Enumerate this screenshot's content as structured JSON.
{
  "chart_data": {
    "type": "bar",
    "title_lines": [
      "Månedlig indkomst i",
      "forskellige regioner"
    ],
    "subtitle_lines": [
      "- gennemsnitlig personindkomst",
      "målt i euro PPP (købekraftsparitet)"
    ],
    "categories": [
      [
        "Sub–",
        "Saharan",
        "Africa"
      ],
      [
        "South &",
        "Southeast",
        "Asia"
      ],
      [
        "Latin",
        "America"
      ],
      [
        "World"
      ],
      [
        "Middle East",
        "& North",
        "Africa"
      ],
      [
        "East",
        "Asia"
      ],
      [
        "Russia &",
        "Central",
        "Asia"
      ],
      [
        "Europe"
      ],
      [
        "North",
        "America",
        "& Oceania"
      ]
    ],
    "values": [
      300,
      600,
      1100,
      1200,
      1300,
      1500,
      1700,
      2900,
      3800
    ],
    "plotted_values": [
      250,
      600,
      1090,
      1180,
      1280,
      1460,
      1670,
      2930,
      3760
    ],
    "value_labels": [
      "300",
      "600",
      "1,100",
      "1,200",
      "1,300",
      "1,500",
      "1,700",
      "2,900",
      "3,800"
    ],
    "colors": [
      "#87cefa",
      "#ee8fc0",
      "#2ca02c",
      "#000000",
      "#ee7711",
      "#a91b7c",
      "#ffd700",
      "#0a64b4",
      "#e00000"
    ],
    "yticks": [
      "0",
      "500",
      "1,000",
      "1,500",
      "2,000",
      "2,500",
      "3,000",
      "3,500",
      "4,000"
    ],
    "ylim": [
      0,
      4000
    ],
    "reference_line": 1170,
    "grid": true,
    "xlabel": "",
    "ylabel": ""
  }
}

::::::

Write out every entry word for word.

RESPONSE:
Enumerate this screenshot's content as structured JSON.
{
  "chart_data": {
    "type": "bar",
    "title_lines": [
      "Månedlig indkomst i",
      "forskellige regioner"
    ],
    "subtitle_lines": [
      "- gennemsnitlig personindkomst",
      "målt i euro PPP (købekraftsparitet)"
    ],
    "categories": [
      [
        "Sub–",
        "Saharan",
        "Africa"
      ],
      [
        "South &",
        "Southeast",
        "Asia"
      ],
      [
        "Latin",
        "America"
      ],
      [
        "World"
      ],
      [
        "Middle East",
        "& North",
        "Africa"
      ],
      [
        "East",
        "Asia"
      ],
      [
        "Russia &",
        "Central",
        "Asia"
      ],
      [
        "Europe"
      ],
      [
        "North",
        "America",
        "& Oceania"
      ]
    ],
    "values": [
      300,
      600,
      1100,
      1200,
      1300,
      1500,
      1700,
      2900,
      3800
    ],
    "plotted_values": [
      250,
      600,
      1090,
      1180,
      1280,
      1460,
      1670,
      2930,
      3760
    ],
    "value_labels": [
      "300",
      "600",
      "1,100",
      "1,200",
      "1,300",
      "1,500",
      "1,700",
      "2,900",
      "3,800"
    ],
    "colors": [
      "#87cefa",
      "#ee8fc0",
      "#2ca02c",
      "#000000",
      "#ee7711",
      "#a91b7c",
      "#ffd700",
      "#0a64b4",
      "#e00000"
    ],
    "yticks": [
      "0",
      "500",
      "1,000",
      "1,500",
      "2,000",
      "2,500",
      "3,000",
      "3,500",
      "4,000"
    ],
    "ylim": [
      0,
      4000
    ],
    "reference_line": 1170,
    "grid": true,
    "xlabel": "",
    "ylabel": ""
  }
}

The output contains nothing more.